▶ Extracts from a graphics dataset

▼

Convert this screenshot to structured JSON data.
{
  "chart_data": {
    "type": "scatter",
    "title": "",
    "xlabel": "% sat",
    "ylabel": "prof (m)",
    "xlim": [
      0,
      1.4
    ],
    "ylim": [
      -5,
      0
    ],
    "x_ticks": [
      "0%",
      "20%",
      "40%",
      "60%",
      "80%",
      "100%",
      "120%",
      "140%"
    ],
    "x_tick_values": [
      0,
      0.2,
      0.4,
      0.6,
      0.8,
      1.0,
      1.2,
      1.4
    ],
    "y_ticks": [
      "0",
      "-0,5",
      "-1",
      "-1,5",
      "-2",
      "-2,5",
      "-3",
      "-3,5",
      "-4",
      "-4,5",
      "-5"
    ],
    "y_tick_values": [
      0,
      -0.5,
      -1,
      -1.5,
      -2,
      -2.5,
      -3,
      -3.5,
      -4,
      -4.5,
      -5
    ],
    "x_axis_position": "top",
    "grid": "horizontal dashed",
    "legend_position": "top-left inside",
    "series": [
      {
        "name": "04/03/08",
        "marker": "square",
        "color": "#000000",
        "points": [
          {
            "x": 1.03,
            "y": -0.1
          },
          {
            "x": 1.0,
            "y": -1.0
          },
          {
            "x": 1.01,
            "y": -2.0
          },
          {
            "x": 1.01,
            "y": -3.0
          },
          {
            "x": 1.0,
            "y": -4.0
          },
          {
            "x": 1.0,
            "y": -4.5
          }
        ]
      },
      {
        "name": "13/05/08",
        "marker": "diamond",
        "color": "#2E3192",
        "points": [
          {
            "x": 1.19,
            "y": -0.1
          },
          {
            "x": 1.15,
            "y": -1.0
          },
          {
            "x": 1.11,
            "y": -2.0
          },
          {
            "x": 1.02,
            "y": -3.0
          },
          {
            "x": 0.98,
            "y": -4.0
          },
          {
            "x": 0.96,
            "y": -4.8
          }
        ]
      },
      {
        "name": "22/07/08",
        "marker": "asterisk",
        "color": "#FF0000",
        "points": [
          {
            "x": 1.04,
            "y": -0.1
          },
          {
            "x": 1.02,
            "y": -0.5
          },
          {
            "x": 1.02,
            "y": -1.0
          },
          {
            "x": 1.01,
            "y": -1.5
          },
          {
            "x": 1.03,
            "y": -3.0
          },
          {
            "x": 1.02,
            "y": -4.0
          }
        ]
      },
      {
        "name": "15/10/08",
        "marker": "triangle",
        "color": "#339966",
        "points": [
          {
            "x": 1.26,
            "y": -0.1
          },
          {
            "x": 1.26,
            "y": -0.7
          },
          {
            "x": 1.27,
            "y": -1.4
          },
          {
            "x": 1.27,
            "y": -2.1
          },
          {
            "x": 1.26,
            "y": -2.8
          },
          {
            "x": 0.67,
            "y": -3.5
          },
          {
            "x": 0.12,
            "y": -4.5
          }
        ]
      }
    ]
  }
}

▲

▶ What is required
Repeat the listing above without any change.

▶ Completed task
Convert this screenshot to structured JSON data.
{
  "chart_data": {
    "type": "scatter",
    "title": "",
    "xlabel": "% sat",
    "ylabel": "prof (m)",
    "xlim": [
      0,
      1.4
    ],
    "ylim": [
      -5,
      0
    ],
    "x_ticks": [
      "0%",
      "20%",
      "40%",
      "60%",
      "80%",
      "100%",
      "120%",
      "140%"
    ],
    "x_tick_values": [
      0,
      0.2,
      0.4,
      0.6,
      0.8,
      1.0,
      1.2,
      1.4
    ],
    "y_ticks": [
      "0",
      "-0,5",
      "-1",
      "-1,5",
      "-2",
      "-2,5",
      "-3",
      "-3,5",
      "-4",
      "-4,5",
      "-5"
    ],
    "y_tick_values": [
      0,
      -0.5,
      -1,
      -1.5,
      -2,
      -2.5,
      -3,
      -3.5,
      -4,
      -4.5,
      -5
    ],
    "x_axis_position": "top",
    "grid": "horizontal dashed",
    "legend_position": "top-left inside",
    "series": [
      {
        "name": "04/03/08",
        "marker": "square",
        "color": "#000000",
        "points": [
          {
            "x": 1.03,
            "y": -0.1
          },
          {
            "x": 1.0,
            "y": -1.0
          },
          {
            "x": 1.01,
            "y": -2.0
          },
          {
            "x": 1.01,
            "y": -3.0
          },
          {
            "x": 1.0,
            "y": -4.0
          },
          {
            "x": 1.0,
            "y": -4.5
          }
        ]
      },
      {
        "name": "13/05/08",
        "marker": "diamond",
        "color": "#2E3192",
        "points": [
          {
            "x": 1.19,
            "y": -0.1
          },
          {
            "x": 1.15,
            "y": -1.0
          },
          {
            "x": 1.11,
            "y": -2.0
          },
          {
            "x": 1.02,
            "y": -3.0
          },
          {
            "x": 0.98,
            "y": -4.0
          },
          {
            "x": 0.96,
            "y": -4.8
          }
        ]
      },
      {
        "name": "22/07/08",
        "marker": "asterisk",
        "color": "#FF0000",
        "points": [
          {
            "x": 1.04,
            "y": -0.1
          },
          {
            "x": 1.02,
            "y": -0.5
          },
          {
            "x": 1.02,
            "y": -1.0
          },
          {
            "x": 1.01,
            "y": -1.5
          },
          {
            "x": 1.03,
            "y": -3.0
          },
          {
            "x": 1.02,
            "y": -4.0
          }
        ]
      },
      {
        "name": "15/10/08",
        "marker": "triangle",
        "color": "#339966",
        "points": [
          {
            "x": 1.26,
            "y": -0.1
          },
          {
            "x": 1.26,
            "y": -0.7
          },
          {
            "x": 1.27,
            "y": -1.4
          },
          {
            "x": 1.27,
            "y": -2.1
          },
          {
            "x": 1.26,
            "y": -2.8
          },
          {
            "x": 0.67,
            "y": -3.5
          },
          {
            "x": 0.12,
            "y": -4.5
          }
        ]
      }
    ]
  }
}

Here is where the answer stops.